> **Records for the exercise**:
%%

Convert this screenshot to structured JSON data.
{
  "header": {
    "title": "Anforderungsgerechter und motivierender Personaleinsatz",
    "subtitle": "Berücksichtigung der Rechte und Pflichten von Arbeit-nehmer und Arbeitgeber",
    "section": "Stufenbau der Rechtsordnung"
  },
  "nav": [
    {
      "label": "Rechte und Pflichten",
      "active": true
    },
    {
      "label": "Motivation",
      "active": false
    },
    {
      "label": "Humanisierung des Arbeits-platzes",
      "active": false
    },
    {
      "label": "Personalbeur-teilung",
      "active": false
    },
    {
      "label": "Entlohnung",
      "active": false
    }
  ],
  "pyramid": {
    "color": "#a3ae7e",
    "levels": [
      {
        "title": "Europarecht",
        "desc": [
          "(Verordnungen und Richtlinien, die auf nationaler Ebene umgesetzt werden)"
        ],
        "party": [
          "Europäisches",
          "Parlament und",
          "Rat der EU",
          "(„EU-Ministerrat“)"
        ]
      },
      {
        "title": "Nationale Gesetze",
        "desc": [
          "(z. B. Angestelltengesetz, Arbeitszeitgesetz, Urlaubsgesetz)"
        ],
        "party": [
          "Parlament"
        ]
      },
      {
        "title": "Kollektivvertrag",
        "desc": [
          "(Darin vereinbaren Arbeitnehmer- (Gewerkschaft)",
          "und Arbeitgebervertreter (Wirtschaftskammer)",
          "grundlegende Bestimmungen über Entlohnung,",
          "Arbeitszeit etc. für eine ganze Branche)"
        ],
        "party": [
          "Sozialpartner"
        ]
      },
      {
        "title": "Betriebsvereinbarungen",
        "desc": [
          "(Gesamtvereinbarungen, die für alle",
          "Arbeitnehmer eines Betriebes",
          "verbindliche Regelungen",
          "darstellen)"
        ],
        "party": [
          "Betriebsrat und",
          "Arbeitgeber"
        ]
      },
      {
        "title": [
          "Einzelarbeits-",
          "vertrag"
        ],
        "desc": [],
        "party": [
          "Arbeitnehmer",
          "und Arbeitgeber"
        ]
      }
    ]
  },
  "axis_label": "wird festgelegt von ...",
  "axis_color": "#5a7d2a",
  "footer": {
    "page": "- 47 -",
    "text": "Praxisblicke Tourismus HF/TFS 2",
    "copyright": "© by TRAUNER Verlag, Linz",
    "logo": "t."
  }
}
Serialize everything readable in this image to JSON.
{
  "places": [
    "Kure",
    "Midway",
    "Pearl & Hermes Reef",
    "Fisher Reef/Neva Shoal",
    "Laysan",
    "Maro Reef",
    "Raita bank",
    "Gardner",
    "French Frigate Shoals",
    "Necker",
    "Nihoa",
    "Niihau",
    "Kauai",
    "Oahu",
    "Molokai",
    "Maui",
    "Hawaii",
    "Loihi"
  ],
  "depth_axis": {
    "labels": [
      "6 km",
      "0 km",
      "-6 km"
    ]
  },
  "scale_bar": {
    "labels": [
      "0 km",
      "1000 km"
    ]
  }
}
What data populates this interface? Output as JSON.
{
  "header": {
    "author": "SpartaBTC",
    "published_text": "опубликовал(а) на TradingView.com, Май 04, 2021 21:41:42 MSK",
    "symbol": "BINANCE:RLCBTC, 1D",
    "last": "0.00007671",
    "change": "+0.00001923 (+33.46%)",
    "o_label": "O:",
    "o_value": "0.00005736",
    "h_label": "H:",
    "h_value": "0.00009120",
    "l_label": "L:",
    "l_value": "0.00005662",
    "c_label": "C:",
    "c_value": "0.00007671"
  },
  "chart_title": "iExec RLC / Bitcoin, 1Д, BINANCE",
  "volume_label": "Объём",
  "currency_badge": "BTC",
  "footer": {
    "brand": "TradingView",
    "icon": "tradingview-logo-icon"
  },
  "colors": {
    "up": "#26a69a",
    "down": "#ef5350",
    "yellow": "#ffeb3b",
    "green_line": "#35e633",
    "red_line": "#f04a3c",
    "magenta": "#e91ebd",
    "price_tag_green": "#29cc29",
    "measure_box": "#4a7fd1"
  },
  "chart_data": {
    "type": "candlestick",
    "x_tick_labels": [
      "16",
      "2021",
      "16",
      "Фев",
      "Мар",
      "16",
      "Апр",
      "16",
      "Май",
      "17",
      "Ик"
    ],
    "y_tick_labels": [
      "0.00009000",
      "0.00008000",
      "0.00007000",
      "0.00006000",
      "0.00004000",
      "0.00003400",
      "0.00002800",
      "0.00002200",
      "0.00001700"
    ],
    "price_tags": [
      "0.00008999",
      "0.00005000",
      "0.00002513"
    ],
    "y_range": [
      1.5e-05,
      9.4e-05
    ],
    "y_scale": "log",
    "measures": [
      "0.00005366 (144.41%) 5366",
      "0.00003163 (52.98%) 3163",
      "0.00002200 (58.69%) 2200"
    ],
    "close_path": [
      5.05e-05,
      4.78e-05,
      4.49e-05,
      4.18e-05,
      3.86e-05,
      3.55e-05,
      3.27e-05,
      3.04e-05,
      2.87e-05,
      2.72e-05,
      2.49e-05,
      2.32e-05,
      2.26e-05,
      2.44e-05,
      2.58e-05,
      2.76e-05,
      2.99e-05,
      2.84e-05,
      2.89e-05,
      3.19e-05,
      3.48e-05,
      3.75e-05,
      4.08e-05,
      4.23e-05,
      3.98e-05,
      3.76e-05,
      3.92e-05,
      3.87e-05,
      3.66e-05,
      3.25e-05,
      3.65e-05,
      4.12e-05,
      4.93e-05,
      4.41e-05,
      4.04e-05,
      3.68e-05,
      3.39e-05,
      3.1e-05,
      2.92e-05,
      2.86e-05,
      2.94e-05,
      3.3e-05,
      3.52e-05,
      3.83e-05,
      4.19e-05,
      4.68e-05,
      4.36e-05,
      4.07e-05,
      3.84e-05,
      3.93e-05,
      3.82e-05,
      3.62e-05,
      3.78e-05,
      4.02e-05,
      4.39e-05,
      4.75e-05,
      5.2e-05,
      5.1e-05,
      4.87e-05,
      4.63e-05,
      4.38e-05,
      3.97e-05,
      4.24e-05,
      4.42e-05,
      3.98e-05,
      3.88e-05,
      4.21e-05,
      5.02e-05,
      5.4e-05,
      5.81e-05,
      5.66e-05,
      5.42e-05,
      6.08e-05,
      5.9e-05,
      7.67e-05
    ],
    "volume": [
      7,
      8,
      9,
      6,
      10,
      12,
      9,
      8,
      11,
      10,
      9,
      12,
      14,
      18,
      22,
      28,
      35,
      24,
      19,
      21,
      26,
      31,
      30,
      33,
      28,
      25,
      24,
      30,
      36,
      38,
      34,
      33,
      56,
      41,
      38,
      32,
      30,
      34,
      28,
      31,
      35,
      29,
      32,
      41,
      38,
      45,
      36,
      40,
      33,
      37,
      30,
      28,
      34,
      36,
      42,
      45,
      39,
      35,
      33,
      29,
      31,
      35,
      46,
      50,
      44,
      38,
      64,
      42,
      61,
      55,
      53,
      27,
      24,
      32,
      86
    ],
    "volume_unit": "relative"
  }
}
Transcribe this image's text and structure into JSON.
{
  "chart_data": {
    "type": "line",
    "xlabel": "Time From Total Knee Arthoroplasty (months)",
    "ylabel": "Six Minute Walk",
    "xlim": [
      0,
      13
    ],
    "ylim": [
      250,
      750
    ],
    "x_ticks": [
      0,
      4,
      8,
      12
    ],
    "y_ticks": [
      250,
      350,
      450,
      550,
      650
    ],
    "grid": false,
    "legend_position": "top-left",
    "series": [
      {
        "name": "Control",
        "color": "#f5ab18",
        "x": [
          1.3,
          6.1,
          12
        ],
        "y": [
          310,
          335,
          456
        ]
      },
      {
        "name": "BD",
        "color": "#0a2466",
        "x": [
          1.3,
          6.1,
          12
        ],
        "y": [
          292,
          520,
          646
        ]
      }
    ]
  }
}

%%

> **Short exercise**: Gather every line from the listing above in which "image" appears, and copy those lines.

> **Solved problem**:
Serialize everything readable in this image to JSON.
Transcribe this image's text and structure into JSON.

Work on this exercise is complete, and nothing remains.